Copy out every line exactly as given.

- **Working data**:
━━━━━━━━━━━━━━━━━━━━

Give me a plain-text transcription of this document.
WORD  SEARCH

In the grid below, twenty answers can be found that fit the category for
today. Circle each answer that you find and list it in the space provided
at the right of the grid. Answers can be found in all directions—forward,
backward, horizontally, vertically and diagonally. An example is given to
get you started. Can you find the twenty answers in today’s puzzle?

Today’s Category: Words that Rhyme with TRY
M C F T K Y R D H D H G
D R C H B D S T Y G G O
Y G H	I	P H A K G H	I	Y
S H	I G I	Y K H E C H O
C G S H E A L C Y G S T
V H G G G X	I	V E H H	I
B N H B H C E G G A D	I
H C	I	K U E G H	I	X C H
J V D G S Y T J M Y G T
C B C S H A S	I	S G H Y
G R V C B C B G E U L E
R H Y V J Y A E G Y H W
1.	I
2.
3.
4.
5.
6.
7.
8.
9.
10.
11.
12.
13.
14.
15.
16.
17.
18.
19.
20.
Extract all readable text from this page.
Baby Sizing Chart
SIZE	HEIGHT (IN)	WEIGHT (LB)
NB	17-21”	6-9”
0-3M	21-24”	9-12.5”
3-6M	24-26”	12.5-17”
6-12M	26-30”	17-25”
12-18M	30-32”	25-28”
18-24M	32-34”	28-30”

━━━━━━━━━━━━━━━━━━━━

- **Result below**:
Give me a plain-text transcription of this document.
WORD  SEARCH

In the grid below, twenty answers can be found that fit the category for
today. Circle each answer that you find and list it in the space provided
at the right of the grid. Answers can be found in all directions—forward,
backward, horizontally, vertically and diagonally. An example is given to
get you started. Can you find the twenty answers in today’s puzzle?

Today’s Category: Words that Rhyme with TRY
M C F T K Y R D H D H G
D R C H B D S T Y G G O
Y G H	I	P H A K G H	I	Y
S H	I G I	Y K H E C H O
C G S H E A L C Y G S T
V H G G G X	I	V E H H	I
B N H B H C E G G A D	I
H C	I	K U E G H	I	X C H
J V D G S Y T J M Y G T
C B C S H A S	I	S G H Y
G R V C B C B G E U L E
R H Y V J Y A E G Y H W
1.	I
2.
3.
4.
5.
6.
7.
8.
9.
10.
11.
12.
13.
14.
15.
16.
17.
18.
19.
20.
Extract all readable text from this page.
Baby Sizing Chart
SIZE	HEIGHT (IN)	WEIGHT (LB)
NB	17-21”	6-9”
0-3M	21-24”	9-12.5”
3-6M	24-26”	12.5-17”
6-12M	26-30”	17-25”
12-18M	30-32”	25-28”
18-24M	32-34”	28-30”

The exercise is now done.